[Records from a collection of figures]
══════════

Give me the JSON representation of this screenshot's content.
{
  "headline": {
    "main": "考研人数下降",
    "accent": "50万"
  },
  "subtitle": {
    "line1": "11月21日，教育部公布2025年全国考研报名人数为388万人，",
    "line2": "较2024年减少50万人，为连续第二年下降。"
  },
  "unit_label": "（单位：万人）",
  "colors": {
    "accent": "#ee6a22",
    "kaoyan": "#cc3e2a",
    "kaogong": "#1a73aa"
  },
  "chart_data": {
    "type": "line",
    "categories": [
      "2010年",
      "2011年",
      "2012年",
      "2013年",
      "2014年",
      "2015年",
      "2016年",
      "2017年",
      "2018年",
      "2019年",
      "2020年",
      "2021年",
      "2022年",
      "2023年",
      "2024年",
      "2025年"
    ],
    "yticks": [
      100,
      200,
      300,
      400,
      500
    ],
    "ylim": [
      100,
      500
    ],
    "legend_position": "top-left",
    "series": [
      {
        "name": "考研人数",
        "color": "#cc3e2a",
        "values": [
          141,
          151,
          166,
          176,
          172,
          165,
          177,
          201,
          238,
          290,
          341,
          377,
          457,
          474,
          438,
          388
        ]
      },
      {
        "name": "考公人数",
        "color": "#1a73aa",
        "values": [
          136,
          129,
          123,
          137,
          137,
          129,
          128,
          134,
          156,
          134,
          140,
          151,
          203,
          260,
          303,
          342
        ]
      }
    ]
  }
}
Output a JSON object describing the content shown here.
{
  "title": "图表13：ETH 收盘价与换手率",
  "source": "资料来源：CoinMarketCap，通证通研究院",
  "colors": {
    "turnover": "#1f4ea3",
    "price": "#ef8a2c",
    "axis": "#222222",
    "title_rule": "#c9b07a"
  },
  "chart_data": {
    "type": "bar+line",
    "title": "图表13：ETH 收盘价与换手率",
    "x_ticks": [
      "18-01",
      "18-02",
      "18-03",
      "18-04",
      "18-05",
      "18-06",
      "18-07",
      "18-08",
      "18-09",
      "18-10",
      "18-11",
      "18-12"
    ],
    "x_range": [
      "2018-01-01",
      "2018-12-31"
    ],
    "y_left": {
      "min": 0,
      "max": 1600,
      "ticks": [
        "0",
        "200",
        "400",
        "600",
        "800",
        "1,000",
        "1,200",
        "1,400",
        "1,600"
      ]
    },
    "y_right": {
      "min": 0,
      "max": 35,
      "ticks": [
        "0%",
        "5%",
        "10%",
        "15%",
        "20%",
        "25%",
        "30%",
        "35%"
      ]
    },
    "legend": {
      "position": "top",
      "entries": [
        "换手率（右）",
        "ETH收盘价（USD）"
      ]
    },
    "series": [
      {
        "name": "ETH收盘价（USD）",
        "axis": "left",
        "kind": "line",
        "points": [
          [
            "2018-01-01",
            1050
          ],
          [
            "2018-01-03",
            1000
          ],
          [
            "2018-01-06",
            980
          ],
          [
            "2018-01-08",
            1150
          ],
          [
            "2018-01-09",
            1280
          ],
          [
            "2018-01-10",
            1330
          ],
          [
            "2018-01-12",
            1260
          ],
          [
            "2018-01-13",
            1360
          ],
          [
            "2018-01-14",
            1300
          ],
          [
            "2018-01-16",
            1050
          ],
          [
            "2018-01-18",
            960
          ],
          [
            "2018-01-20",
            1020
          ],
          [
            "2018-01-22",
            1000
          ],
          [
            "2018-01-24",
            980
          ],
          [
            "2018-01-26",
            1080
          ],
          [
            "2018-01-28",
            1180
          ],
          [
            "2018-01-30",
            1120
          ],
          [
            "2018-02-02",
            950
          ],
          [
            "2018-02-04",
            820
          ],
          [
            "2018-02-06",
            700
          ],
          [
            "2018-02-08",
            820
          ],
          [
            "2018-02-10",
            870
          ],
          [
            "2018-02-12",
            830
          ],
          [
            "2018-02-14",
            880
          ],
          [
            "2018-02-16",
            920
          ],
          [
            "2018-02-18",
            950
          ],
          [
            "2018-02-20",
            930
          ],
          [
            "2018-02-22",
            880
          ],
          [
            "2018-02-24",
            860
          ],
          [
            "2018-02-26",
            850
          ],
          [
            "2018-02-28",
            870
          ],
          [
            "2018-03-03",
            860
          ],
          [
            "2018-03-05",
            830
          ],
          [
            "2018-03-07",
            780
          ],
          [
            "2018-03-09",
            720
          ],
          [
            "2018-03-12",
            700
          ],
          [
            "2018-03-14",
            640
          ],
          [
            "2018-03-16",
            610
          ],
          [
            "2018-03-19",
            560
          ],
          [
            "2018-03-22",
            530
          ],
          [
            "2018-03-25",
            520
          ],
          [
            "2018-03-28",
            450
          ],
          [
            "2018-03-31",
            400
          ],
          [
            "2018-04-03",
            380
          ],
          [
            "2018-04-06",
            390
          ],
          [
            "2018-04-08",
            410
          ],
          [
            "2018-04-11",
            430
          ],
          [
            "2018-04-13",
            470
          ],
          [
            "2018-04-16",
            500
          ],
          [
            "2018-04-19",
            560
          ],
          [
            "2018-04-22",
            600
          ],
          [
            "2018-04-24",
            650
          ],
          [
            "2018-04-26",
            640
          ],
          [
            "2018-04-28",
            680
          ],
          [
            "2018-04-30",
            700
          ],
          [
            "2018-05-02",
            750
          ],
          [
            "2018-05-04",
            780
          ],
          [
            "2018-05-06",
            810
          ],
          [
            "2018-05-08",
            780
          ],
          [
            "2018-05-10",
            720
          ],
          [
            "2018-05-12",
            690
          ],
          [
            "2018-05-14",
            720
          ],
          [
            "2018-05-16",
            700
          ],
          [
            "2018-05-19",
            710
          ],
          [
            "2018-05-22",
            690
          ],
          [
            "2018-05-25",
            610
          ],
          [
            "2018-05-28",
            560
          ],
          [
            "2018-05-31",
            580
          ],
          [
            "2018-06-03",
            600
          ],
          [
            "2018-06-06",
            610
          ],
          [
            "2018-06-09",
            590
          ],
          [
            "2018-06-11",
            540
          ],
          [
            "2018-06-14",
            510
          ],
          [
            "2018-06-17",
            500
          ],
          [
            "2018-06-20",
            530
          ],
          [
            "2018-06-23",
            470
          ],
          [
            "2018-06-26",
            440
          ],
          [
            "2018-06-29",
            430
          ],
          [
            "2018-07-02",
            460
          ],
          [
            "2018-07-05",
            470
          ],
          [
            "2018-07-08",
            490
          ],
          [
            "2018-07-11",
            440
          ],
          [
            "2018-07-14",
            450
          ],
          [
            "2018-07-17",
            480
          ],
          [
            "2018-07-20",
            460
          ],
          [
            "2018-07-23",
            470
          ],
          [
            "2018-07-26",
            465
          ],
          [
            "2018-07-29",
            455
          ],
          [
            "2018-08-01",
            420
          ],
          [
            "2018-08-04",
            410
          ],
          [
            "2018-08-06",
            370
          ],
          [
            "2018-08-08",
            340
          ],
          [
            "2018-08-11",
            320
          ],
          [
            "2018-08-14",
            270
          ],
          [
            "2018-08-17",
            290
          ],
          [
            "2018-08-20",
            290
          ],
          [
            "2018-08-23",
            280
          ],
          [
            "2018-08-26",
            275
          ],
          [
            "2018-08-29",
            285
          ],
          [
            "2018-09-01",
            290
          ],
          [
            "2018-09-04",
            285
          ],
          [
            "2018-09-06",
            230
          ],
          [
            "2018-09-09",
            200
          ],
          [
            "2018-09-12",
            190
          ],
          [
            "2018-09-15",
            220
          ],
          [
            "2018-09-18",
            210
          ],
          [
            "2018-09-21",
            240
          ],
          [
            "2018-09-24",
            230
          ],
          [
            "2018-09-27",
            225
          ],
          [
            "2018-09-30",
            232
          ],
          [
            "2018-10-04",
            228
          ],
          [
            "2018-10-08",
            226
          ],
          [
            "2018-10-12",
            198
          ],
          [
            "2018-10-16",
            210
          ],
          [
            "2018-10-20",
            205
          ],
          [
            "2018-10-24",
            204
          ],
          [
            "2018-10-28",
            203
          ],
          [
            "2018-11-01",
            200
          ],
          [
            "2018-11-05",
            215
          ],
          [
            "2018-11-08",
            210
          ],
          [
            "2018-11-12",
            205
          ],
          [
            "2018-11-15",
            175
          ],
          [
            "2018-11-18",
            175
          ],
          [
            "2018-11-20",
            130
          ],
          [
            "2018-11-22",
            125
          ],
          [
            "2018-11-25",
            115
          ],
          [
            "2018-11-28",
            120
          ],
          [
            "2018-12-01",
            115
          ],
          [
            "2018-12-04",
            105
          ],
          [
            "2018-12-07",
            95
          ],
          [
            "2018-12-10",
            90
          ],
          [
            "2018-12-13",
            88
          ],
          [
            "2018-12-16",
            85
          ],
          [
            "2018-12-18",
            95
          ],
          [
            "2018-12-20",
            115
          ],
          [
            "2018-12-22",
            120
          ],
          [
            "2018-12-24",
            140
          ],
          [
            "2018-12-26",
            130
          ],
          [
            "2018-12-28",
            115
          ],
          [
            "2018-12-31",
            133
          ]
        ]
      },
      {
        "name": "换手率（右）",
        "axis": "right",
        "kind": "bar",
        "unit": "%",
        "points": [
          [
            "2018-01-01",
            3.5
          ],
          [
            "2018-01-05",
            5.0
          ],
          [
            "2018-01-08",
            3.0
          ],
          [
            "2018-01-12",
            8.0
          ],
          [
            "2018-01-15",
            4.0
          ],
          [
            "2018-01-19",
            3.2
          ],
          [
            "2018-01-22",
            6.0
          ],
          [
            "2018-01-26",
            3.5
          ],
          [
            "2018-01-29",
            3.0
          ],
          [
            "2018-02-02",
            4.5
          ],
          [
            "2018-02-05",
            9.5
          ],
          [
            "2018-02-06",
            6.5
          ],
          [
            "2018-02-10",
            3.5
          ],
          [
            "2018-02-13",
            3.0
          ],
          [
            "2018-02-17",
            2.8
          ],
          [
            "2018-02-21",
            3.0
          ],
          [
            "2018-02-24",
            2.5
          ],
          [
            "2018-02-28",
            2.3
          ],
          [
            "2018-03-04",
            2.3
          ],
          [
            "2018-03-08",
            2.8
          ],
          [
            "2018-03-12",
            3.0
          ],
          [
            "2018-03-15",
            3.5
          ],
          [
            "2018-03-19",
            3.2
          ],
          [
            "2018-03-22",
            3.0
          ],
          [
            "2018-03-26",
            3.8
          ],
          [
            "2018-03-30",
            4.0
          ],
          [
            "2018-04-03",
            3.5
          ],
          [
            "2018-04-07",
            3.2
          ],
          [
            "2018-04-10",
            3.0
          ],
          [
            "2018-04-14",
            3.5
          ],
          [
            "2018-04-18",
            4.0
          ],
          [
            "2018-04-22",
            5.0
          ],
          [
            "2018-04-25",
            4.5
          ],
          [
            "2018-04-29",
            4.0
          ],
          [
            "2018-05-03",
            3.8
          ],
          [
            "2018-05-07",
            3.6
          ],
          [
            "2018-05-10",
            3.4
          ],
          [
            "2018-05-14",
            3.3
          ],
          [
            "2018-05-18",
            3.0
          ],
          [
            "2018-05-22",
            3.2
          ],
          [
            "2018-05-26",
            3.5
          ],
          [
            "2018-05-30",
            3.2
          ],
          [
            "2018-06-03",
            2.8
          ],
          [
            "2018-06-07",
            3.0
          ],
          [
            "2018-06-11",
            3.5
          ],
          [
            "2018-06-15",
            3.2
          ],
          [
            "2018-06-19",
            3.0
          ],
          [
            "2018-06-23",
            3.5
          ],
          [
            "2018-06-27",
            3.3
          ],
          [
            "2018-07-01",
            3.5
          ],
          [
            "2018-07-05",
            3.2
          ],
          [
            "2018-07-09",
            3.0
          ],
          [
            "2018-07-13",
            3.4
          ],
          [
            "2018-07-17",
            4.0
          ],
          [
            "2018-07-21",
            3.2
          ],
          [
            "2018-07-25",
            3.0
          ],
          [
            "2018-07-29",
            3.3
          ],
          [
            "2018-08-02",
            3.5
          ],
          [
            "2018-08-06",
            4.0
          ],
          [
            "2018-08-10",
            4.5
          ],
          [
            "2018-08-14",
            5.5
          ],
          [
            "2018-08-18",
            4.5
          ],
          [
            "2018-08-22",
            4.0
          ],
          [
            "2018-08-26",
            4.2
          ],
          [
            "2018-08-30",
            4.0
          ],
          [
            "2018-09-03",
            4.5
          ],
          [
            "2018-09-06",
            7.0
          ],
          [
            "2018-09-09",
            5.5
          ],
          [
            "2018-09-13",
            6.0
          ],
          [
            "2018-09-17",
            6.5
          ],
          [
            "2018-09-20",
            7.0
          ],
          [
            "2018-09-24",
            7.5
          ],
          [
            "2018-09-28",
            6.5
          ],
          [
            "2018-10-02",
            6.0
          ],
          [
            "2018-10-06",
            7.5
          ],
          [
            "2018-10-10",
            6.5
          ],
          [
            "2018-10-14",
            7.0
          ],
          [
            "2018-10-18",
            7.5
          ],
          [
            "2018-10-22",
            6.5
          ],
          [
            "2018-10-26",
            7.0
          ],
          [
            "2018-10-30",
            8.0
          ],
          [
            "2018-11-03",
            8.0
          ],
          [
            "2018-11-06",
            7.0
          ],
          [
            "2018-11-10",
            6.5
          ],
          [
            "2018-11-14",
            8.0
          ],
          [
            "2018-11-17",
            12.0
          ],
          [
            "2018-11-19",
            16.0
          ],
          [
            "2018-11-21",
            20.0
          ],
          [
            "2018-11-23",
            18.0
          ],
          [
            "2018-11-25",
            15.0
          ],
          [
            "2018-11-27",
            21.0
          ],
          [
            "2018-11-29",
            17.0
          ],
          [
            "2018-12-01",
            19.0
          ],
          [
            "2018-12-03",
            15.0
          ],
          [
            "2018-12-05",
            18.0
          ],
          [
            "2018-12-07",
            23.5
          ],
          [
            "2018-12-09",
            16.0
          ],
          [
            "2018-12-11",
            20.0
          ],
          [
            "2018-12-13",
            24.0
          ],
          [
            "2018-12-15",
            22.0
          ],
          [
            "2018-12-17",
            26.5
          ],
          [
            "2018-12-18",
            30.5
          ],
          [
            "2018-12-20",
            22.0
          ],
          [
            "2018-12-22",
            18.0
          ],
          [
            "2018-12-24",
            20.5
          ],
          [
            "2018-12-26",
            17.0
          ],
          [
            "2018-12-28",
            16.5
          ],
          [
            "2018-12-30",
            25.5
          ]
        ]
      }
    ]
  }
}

══════════

Using the data above, say how many lines include "收盘价与换手率". No other reply is needed.

2